Stored entries
---------------

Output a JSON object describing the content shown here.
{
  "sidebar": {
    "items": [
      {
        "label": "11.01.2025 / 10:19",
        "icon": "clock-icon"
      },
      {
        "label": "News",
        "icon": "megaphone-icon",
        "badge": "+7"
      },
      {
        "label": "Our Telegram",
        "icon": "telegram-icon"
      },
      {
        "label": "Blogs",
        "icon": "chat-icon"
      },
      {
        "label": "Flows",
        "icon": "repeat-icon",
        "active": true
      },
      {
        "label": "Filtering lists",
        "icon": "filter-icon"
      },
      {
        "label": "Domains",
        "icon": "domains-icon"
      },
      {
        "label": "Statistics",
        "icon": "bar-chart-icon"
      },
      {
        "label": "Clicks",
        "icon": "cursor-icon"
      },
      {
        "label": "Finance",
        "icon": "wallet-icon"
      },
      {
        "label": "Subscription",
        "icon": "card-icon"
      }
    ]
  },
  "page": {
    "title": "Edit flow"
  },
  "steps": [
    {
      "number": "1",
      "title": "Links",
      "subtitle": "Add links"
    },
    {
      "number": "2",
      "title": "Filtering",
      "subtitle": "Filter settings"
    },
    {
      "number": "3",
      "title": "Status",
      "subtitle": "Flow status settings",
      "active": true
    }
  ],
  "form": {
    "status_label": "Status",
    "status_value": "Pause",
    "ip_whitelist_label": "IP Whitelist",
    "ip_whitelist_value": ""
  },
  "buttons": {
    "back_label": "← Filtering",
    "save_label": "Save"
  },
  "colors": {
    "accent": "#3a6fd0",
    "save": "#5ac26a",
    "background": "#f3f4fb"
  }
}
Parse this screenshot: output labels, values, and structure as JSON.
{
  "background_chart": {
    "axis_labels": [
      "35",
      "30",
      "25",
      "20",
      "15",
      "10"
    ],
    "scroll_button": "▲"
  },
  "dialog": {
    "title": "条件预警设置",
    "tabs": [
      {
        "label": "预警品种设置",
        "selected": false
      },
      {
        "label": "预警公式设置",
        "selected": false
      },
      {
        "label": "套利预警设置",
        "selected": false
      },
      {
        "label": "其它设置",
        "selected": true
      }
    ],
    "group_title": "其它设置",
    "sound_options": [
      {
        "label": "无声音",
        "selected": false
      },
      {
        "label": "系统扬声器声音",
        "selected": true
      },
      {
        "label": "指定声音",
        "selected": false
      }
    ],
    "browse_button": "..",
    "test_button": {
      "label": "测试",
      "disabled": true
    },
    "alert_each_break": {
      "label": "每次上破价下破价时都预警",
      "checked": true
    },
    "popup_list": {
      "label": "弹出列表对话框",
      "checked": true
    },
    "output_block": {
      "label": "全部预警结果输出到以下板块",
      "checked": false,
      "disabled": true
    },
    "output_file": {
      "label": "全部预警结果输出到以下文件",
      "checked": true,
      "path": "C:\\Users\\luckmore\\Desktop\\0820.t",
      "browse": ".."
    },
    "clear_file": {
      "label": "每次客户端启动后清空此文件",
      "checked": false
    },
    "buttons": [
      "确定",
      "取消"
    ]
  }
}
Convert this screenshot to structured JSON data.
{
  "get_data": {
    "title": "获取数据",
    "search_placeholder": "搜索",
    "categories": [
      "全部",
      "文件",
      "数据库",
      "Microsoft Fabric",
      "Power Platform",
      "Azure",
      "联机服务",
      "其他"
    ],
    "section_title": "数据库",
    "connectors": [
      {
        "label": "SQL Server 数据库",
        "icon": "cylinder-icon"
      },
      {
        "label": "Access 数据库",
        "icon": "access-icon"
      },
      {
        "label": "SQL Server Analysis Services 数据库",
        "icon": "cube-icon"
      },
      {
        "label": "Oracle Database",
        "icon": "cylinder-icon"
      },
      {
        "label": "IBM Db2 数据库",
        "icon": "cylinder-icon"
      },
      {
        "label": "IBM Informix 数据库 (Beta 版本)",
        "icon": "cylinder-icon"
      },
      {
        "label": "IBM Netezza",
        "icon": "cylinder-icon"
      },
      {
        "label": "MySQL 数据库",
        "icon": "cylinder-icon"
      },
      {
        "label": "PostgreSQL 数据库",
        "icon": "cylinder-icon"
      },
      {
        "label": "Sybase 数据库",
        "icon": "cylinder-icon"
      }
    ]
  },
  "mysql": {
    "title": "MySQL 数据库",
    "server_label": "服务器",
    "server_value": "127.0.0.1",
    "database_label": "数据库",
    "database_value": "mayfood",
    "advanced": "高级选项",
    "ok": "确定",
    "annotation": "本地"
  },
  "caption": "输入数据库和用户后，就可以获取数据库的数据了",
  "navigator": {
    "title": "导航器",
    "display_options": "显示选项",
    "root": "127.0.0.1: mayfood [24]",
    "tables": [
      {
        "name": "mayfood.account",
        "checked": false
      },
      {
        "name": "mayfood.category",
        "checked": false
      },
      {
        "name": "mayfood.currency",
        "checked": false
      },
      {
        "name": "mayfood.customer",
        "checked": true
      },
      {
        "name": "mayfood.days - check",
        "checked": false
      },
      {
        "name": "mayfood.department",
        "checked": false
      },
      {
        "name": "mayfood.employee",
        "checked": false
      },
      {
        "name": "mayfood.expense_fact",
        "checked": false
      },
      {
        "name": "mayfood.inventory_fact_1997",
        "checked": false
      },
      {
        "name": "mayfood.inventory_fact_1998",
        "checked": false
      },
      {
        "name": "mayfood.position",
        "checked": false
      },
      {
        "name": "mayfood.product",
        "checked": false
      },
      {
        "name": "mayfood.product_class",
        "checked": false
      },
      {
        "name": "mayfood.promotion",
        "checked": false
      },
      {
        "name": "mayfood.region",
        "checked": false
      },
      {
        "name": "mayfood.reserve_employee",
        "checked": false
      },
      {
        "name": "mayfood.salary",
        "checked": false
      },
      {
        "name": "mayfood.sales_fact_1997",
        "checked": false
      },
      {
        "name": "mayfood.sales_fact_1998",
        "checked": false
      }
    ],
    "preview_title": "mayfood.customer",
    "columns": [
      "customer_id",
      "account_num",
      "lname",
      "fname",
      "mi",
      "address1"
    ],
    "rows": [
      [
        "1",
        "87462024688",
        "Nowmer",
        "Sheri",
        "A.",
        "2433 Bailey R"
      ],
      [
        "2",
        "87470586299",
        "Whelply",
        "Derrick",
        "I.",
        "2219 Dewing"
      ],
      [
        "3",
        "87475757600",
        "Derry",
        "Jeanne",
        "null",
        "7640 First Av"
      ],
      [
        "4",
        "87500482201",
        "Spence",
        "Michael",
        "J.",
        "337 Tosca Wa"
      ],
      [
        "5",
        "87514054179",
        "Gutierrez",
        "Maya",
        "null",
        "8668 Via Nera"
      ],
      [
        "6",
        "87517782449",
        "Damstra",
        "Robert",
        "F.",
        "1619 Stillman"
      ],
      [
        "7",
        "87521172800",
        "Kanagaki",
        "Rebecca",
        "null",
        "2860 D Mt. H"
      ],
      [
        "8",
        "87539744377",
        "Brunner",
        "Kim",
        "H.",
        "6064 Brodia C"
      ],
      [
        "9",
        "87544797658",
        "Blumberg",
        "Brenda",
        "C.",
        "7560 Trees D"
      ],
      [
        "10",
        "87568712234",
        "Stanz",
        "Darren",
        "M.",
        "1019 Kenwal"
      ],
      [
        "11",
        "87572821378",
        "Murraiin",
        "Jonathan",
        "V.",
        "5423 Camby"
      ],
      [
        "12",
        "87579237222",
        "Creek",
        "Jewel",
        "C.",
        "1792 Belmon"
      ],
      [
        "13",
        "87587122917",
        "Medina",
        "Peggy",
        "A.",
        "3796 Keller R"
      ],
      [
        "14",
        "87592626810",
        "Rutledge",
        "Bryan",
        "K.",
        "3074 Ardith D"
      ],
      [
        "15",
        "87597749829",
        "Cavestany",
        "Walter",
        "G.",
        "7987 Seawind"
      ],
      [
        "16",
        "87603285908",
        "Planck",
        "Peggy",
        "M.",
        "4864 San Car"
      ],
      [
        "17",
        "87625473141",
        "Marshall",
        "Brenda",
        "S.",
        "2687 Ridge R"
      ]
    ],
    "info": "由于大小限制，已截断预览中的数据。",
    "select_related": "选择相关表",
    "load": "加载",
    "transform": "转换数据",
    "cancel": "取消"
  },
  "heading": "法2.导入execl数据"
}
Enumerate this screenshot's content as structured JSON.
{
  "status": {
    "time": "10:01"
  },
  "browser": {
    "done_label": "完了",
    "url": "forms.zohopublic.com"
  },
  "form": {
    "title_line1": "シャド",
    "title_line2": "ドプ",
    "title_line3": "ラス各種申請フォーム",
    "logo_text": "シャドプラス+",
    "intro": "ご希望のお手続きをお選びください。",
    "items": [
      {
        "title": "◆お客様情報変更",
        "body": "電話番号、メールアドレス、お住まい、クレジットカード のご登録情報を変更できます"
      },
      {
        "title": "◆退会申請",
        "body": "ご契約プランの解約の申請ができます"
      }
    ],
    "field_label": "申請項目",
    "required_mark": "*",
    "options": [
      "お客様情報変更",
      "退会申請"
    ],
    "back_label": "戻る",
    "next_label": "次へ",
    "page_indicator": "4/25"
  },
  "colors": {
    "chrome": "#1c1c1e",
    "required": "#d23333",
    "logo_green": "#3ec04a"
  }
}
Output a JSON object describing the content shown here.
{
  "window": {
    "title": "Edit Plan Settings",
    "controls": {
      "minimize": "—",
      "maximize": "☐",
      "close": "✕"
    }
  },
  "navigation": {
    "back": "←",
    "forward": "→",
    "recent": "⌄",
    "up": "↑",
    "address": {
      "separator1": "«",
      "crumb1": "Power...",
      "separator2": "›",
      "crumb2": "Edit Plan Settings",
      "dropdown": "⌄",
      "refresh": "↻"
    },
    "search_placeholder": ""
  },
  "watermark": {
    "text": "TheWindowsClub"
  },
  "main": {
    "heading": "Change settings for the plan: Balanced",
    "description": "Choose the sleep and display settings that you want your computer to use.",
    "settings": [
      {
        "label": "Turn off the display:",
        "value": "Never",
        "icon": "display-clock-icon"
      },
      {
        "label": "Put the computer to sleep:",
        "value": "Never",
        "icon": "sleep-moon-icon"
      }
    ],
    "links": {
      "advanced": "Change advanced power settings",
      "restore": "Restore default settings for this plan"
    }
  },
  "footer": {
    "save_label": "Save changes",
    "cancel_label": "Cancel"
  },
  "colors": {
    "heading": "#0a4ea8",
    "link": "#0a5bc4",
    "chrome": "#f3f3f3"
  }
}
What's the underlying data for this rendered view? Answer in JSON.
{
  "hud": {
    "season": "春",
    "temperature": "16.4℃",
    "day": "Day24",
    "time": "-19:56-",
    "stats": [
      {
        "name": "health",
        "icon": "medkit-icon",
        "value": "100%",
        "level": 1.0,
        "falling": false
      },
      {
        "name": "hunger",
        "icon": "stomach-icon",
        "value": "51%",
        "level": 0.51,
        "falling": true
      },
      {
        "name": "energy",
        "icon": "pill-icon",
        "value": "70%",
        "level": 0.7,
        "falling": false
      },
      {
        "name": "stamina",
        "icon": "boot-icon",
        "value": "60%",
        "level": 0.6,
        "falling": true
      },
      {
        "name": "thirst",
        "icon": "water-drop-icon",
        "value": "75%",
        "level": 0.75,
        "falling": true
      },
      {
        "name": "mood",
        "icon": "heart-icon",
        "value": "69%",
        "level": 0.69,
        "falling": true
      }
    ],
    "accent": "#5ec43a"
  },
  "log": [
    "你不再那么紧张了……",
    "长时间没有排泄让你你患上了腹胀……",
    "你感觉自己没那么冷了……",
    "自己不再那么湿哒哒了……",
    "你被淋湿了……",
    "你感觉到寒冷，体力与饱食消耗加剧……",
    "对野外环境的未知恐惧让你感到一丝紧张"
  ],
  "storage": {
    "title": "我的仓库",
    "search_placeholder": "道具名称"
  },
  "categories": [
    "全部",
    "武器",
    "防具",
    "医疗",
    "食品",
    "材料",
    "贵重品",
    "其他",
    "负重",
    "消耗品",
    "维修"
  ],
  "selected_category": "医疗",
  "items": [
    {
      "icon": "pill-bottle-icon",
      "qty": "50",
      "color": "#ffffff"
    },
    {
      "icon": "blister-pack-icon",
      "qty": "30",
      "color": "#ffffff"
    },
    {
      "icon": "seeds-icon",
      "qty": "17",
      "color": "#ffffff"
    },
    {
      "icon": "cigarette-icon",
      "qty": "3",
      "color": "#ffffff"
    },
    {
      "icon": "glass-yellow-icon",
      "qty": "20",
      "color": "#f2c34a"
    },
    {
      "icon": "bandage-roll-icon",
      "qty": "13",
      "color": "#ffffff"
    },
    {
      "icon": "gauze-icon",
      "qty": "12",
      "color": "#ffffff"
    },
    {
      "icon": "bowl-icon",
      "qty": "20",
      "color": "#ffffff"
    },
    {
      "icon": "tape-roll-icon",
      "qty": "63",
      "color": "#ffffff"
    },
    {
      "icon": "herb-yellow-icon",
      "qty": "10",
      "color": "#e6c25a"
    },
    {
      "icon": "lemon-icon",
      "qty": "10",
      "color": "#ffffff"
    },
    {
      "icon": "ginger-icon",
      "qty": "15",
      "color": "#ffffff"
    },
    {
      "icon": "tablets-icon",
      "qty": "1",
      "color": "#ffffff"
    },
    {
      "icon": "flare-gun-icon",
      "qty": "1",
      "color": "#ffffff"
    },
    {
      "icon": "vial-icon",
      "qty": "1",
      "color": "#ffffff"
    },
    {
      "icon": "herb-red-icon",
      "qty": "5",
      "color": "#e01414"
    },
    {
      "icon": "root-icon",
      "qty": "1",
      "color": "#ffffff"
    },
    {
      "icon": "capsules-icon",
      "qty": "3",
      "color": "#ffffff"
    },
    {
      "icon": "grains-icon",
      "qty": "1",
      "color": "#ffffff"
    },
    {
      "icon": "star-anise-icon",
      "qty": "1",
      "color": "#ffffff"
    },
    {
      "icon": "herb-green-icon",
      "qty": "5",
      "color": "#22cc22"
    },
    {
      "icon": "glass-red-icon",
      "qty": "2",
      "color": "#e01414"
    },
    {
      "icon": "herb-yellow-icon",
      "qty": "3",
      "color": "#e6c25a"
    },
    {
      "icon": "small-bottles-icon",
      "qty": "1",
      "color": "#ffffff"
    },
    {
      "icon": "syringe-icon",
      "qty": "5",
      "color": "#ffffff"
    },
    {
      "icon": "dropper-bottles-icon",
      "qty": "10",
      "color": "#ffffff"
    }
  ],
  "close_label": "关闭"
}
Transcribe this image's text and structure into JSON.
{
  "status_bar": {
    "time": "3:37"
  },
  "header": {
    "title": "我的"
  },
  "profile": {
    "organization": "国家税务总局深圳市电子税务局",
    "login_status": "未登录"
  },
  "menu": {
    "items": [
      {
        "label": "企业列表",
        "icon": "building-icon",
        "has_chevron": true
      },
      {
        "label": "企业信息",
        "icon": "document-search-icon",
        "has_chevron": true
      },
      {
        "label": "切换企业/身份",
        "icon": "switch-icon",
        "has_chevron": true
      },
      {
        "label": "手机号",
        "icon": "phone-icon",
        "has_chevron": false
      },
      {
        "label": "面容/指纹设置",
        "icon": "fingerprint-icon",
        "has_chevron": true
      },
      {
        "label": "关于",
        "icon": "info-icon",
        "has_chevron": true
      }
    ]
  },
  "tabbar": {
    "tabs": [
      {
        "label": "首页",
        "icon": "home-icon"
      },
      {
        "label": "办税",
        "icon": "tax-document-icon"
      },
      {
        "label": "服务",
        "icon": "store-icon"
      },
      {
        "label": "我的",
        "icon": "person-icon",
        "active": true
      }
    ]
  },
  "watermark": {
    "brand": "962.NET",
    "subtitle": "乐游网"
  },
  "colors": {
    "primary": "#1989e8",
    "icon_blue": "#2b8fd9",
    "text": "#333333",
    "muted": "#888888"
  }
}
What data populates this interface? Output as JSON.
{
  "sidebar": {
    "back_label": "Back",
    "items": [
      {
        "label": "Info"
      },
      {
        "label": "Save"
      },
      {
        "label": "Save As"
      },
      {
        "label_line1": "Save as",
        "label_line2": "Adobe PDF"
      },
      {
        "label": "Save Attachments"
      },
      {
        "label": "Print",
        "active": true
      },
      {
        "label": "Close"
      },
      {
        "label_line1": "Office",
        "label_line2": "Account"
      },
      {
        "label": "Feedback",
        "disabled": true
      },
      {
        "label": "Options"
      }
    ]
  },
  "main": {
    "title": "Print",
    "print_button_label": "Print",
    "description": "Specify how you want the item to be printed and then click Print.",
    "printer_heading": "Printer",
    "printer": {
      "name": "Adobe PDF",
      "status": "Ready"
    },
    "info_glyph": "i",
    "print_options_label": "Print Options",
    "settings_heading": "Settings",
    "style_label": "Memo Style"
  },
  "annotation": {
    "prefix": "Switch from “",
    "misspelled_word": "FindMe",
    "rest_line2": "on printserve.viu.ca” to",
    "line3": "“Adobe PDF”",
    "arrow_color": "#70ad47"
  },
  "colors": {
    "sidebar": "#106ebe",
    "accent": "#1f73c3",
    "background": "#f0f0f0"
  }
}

---------------

#### What you will do:
Locate the word "want" in the data above. Copy every line carrying it.

#### Written response:
    "description": "Choose the sleep and display settings that you want your computer to use.",
    "description": "Specify how you want the item to be printed and then click Print.",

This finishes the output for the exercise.